WORK TO COMPLETE – Retype the records below exactly as they appear, but leave out any pictures.

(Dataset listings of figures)
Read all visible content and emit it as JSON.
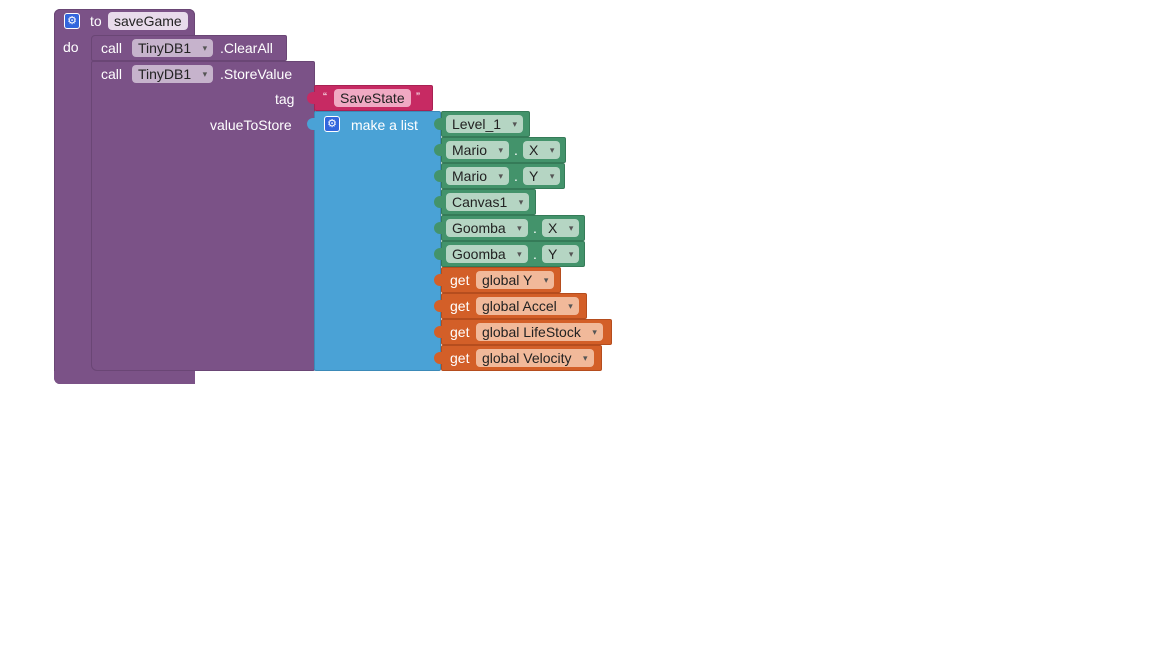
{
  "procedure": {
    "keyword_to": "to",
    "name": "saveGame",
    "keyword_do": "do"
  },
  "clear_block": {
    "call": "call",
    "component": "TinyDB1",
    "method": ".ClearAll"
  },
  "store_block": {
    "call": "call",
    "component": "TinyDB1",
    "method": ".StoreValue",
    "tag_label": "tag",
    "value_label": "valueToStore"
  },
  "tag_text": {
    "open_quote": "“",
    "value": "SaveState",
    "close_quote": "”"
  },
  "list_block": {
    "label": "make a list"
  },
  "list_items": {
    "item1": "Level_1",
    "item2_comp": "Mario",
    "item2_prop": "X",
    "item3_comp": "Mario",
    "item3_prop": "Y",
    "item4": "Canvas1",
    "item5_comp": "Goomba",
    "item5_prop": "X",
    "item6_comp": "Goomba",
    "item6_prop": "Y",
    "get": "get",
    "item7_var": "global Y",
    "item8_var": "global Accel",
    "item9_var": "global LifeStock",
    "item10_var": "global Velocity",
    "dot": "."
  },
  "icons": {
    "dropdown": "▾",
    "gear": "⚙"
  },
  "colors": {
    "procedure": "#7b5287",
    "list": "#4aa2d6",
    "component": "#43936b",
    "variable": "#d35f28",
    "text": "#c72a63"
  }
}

EXPECTED OUTPUT –
Read all visible content and emit it as JSON.
{
  "procedure": {
    "keyword_to": "to",
    "name": "saveGame",
    "keyword_do": "do"
  },
  "clear_block": {
    "call": "call",
    "component": "TinyDB1",
    "method": ".ClearAll"
  },
  "store_block": {
    "call": "call",
    "component": "TinyDB1",
    "method": ".StoreValue",
    "tag_label": "tag",
    "value_label": "valueToStore"
  },
  "tag_text": {
    "open_quote": "“",
    "value": "SaveState",
    "close_quote": "”"
  },
  "list_block": {
    "label": "make a list"
  },
  "list_items": {
    "item1": "Level_1",
    "item2_comp": "Mario",
    "item2_prop": "X",
    "item3_comp": "Mario",
    "item3_prop": "Y",
    "item4": "Canvas1",
    "item5_comp": "Goomba",
    "item5_prop": "X",
    "item6_comp": "Goomba",
    "item6_prop": "Y",
    "get": "get",
    "item7_var": "global Y",
    "item8_var": "global Accel",
    "item9_var": "global LifeStock",
    "item10_var": "global Velocity",
    "dot": "."
  },
  "icons": {
    "dropdown": "▾",
    "gear": "⚙"
  },
  "colors": {
    "procedure": "#7b5287",
    "list": "#4aa2d6",
    "component": "#43936b",
    "variable": "#d35f28",
    "text": "#c72a63"
  }
}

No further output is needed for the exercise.